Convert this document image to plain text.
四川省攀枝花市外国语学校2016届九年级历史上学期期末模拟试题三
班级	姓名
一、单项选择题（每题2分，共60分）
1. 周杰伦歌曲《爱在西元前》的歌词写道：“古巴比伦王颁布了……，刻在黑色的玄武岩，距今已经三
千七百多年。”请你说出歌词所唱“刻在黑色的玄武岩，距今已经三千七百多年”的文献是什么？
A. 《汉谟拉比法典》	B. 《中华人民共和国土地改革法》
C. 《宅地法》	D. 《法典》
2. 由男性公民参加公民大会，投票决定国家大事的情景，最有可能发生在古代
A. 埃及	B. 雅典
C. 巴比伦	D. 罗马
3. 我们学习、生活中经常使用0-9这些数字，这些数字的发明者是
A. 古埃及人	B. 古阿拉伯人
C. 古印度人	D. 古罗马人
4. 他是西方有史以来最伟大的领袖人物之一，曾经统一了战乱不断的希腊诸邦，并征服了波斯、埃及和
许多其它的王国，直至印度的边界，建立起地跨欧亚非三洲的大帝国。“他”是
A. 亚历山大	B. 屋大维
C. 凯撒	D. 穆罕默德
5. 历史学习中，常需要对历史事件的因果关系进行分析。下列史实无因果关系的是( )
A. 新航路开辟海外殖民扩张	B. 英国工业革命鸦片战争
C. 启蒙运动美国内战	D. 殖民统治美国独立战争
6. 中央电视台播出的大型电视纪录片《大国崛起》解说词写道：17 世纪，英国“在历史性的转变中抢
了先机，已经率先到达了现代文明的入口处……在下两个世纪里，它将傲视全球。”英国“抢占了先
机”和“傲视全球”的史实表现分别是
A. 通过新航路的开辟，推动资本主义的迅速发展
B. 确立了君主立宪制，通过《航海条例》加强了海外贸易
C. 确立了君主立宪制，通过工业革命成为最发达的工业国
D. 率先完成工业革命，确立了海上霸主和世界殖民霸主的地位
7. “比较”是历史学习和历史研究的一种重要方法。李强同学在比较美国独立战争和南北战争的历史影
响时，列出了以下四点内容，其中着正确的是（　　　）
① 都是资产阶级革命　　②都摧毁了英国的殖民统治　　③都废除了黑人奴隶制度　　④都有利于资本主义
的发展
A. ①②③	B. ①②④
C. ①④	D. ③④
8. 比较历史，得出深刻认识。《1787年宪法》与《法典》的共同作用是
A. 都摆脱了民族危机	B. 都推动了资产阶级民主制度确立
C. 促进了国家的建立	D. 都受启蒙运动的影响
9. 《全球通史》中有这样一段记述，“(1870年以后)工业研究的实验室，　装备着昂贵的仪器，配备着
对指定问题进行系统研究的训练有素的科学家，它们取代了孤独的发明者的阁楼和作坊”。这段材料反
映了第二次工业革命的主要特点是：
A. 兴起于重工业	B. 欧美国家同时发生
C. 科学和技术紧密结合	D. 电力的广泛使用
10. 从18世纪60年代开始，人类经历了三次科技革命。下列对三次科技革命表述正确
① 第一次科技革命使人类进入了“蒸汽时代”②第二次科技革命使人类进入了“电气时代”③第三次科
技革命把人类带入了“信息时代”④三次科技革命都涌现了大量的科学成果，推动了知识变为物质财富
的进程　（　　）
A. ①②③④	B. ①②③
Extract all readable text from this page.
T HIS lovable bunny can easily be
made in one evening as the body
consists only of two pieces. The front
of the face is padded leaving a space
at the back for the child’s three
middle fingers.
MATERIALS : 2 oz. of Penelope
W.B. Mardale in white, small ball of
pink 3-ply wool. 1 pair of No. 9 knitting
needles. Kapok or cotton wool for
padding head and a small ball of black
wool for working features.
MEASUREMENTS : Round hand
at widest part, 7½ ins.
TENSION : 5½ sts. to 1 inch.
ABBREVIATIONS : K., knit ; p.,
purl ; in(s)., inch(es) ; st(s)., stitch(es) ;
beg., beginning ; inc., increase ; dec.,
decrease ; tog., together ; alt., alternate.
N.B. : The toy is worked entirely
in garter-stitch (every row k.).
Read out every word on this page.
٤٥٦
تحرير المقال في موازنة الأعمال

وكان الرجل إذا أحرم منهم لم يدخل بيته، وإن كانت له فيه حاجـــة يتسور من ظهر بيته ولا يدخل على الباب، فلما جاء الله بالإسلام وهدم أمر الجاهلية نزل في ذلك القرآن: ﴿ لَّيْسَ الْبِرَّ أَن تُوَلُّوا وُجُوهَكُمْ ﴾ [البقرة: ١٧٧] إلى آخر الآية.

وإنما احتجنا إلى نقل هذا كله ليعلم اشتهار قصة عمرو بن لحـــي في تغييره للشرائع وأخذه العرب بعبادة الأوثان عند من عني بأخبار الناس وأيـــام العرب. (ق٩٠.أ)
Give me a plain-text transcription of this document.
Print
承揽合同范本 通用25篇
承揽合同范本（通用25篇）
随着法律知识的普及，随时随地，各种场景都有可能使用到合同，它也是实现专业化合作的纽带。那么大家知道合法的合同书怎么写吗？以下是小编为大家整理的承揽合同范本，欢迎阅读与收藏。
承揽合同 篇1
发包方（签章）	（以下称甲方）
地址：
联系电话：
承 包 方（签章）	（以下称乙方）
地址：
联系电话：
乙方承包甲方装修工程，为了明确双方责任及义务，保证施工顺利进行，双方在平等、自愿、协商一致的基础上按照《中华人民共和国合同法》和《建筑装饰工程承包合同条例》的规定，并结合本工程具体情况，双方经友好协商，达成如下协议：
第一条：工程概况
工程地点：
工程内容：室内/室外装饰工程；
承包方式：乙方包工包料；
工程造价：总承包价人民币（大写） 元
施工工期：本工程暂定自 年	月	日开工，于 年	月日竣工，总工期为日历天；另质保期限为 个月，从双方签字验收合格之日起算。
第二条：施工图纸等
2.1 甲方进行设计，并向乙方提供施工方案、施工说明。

*Written problem:*
Each line holding "text" must be found and copied.

*Exercise answer:*
Convert this document image to plain text.
Extract all readable text from this page.
Give me a plain-text transcription of this document.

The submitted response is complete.